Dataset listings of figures

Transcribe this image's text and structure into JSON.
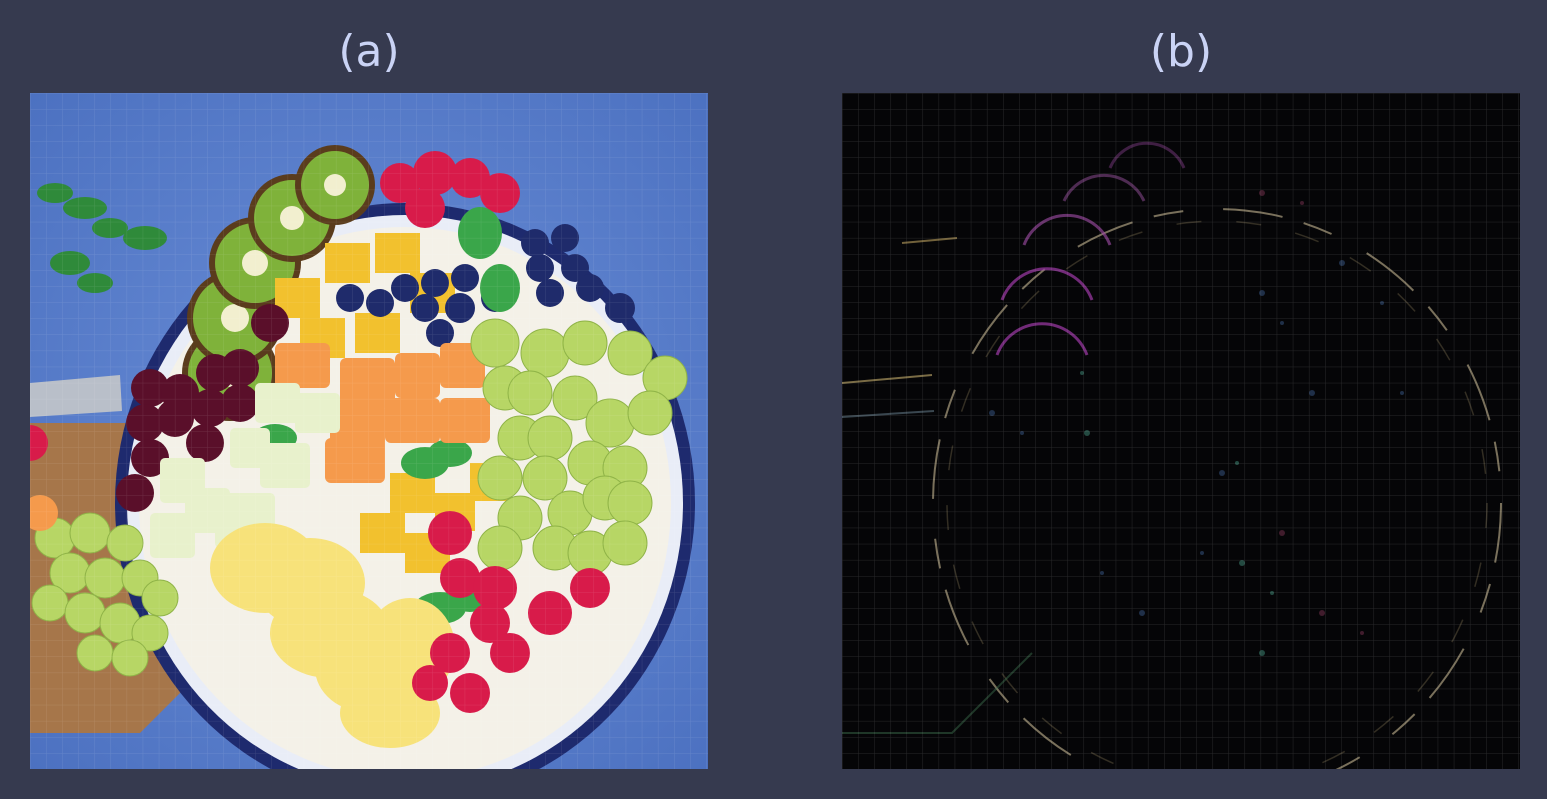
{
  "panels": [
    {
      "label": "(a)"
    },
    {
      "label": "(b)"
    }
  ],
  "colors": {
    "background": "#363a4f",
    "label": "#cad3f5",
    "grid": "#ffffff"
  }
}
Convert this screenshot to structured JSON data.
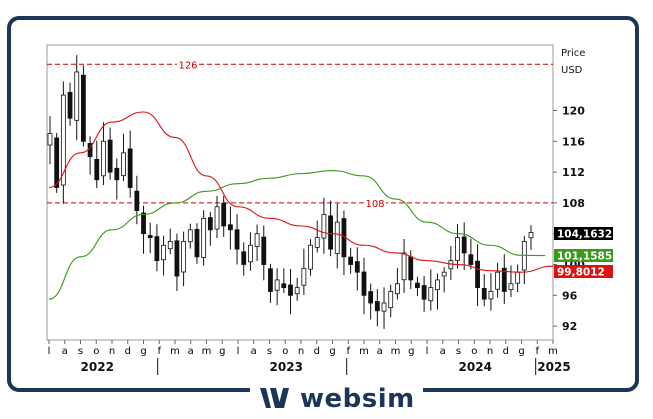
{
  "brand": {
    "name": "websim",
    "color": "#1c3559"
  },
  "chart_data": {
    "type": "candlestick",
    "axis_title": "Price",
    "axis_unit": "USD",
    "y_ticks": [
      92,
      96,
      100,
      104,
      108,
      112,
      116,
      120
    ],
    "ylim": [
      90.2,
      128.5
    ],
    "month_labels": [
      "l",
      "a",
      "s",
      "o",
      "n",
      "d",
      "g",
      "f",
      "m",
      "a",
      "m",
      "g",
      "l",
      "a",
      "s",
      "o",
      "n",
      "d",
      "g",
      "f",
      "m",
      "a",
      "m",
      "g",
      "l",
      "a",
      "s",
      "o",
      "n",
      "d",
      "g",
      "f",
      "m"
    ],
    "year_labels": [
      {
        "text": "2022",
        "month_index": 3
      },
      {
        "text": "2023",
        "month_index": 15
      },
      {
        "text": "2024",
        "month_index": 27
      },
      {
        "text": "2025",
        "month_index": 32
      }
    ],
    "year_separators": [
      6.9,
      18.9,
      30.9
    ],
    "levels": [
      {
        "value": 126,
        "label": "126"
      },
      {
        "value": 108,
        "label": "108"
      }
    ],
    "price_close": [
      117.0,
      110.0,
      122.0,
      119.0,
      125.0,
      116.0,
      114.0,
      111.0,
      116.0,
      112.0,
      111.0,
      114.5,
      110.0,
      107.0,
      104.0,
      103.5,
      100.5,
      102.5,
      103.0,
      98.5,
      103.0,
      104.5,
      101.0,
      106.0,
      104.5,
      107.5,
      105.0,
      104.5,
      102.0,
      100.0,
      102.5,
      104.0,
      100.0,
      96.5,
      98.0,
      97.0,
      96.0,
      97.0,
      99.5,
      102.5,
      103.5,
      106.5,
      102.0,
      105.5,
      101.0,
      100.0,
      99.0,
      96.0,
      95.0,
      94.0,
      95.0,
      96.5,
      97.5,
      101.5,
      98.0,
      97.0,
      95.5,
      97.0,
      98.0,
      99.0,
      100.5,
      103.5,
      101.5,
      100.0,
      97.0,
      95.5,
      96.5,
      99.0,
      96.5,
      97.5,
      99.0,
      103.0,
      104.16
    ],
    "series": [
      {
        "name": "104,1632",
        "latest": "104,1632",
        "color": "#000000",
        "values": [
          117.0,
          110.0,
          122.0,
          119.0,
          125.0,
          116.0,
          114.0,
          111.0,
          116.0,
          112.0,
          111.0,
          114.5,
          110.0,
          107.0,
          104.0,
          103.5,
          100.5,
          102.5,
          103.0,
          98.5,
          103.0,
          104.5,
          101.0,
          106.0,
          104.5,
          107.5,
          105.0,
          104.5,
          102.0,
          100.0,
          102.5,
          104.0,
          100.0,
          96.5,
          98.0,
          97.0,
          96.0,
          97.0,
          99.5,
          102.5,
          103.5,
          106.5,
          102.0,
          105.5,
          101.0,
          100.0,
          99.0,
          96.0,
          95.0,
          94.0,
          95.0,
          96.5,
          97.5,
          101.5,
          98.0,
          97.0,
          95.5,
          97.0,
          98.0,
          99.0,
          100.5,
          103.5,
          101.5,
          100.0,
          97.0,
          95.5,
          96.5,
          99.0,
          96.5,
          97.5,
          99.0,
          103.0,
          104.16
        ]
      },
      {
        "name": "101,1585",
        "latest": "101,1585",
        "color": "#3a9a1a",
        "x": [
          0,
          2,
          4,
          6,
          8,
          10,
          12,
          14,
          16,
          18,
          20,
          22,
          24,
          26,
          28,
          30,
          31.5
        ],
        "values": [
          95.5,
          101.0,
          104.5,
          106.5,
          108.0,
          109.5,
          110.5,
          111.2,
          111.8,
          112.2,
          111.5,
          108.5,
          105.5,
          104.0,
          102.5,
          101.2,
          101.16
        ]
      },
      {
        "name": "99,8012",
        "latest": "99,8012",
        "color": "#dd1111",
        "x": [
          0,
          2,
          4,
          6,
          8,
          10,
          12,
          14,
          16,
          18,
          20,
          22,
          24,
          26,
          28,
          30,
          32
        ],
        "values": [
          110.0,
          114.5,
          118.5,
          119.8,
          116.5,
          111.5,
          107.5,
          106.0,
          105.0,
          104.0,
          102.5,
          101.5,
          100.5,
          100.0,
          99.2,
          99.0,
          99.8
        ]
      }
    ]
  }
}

[PROBLEM STATEMENT]:
Show all lines from the records above where the word "text" occurs.

[EXERCISE SOLUTION]:
Transcribe this image's text and structure into JSON.
        "text": "2022",
        "text": "2023",
        "text": "2024",
        "text": "2025",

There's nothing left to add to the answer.